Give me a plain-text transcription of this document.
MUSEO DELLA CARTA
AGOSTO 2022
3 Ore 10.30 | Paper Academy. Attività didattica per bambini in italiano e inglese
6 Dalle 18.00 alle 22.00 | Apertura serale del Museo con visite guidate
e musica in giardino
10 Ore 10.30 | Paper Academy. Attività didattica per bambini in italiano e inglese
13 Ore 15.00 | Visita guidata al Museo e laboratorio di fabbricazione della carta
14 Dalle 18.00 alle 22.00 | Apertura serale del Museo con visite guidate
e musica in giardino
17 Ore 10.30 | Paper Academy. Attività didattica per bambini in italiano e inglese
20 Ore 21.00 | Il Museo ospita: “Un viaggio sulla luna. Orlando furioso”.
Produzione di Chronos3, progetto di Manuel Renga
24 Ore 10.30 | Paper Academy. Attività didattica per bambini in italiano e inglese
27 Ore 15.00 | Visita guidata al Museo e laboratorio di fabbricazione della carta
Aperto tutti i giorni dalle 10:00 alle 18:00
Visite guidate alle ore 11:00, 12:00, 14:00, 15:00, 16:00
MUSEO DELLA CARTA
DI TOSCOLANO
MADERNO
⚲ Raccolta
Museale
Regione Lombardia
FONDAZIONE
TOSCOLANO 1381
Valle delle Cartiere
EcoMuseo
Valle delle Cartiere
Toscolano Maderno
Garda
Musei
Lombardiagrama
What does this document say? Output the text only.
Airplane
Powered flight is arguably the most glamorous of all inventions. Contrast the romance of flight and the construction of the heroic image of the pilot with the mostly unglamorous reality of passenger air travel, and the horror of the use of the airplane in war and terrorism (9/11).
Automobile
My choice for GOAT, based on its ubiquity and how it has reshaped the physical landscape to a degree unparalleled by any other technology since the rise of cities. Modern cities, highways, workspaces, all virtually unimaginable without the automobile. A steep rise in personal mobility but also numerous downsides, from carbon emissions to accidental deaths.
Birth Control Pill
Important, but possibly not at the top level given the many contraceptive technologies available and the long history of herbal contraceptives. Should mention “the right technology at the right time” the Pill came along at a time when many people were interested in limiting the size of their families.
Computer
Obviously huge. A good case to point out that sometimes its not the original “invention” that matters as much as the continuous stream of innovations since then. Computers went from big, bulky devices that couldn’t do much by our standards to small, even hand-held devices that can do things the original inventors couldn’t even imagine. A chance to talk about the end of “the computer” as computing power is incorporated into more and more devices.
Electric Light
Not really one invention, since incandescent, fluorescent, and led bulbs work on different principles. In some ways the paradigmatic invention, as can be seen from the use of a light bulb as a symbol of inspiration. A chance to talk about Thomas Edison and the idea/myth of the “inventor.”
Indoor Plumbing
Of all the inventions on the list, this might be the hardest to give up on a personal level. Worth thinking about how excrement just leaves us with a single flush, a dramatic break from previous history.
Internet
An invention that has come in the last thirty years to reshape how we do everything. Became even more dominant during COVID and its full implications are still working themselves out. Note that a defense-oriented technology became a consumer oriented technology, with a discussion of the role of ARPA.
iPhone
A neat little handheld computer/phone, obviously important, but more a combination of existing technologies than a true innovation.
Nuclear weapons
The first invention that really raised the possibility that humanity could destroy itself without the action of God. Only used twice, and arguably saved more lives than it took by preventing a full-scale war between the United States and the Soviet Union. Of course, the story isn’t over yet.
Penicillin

§ **WORK TO COMPLETE**
Every line above needs to be retyped exactly.

§ **CORRECT OUTPUT**
Give me a plain-text transcription of this document.
MUSEO DELLA CARTA
AGOSTO 2022
3 Ore 10.30 | Paper Academy. Attività didattica per bambini in italiano e inglese
6 Dalle 18.00 alle 22.00 | Apertura serale del Museo con visite guidate
e musica in giardino
10 Ore 10.30 | Paper Academy. Attività didattica per bambini in italiano e inglese
13 Ore 15.00 | Visita guidata al Museo e laboratorio di fabbricazione della carta
14 Dalle 18.00 alle 22.00 | Apertura serale del Museo con visite guidate
e musica in giardino
17 Ore 10.30 | Paper Academy. Attività didattica per bambini in italiano e inglese
20 Ore 21.00 | Il Museo ospita: “Un viaggio sulla luna. Orlando furioso”.
Produzione di Chronos3, progetto di Manuel Renga
24 Ore 10.30 | Paper Academy. Attività didattica per bambini in italiano e inglese
27 Ore 15.00 | Visita guidata al Museo e laboratorio di fabbricazione della carta
Aperto tutti i giorni dalle 10:00 alle 18:00
Visite guidate alle ore 11:00, 12:00, 14:00, 15:00, 16:00
MUSEO DELLA CARTA
DI TOSCOLANO
MADERNO
⚲ Raccolta
Museale
Regione Lombardia
FONDAZIONE
TOSCOLANO 1381
Valle delle Cartiere
EcoMuseo
Valle delle Cartiere
Toscolano Maderno
Garda
Musei
Lombardiagrama
What does this document say? Output the text only.
Airplane
Powered flight is arguably the most glamorous of all inventions. Contrast the romance of flight and the construction of the heroic image of the pilot with the mostly unglamorous reality of passenger air travel, and the horror of the use of the airplane in war and terrorism (9/11).
Automobile
My choice for GOAT, based on its ubiquity and how it has reshaped the physical landscape to a degree unparalleled by any other technology since the rise of cities. Modern cities, highways, workspaces, all virtually unimaginable without the automobile. A steep rise in personal mobility but also numerous downsides, from carbon emissions to accidental deaths.
Birth Control Pill
Important, but possibly not at the top level given the many contraceptive technologies available and the long history of herbal contraceptives. Should mention “the right technology at the right time” the Pill came along at a time when many people were interested in limiting the size of their families.
Computer
Obviously huge. A good case to point out that sometimes its not the original “invention” that matters as much as the continuous stream of innovations since then. Computers went from big, bulky devices that couldn’t do much by our standards to small, even hand-held devices that can do things the original inventors couldn’t even imagine. A chance to talk about the end of “the computer” as computing power is incorporated into more and more devices.
Electric Light
Not really one invention, since incandescent, fluorescent, and led bulbs work on different principles. In some ways the paradigmatic invention, as can be seen from the use of a light bulb as a symbol of inspiration. A chance to talk about Thomas Edison and the idea/myth of the “inventor.”
Indoor Plumbing
Of all the inventions on the list, this might be the hardest to give up on a personal level. Worth thinking about how excrement just leaves us with a single flush, a dramatic break from previous history.
Internet
An invention that has come in the last thirty years to reshape how we do everything. Became even more dominant during COVID and its full implications are still working themselves out. Note that a defense-oriented technology became a consumer oriented technology, with a discussion of the role of ARPA.
iPhone
A neat little handheld computer/phone, obviously important, but more a combination of existing technologies than a true innovation.
Nuclear weapons
The first invention that really raised the possibility that humanity could destroy itself without the action of God. Only used twice, and arguably saved more lives than it took by preventing a full-scale war between the United States and the Soviet Union. Of course, the story isn’t over yet.
Penicillin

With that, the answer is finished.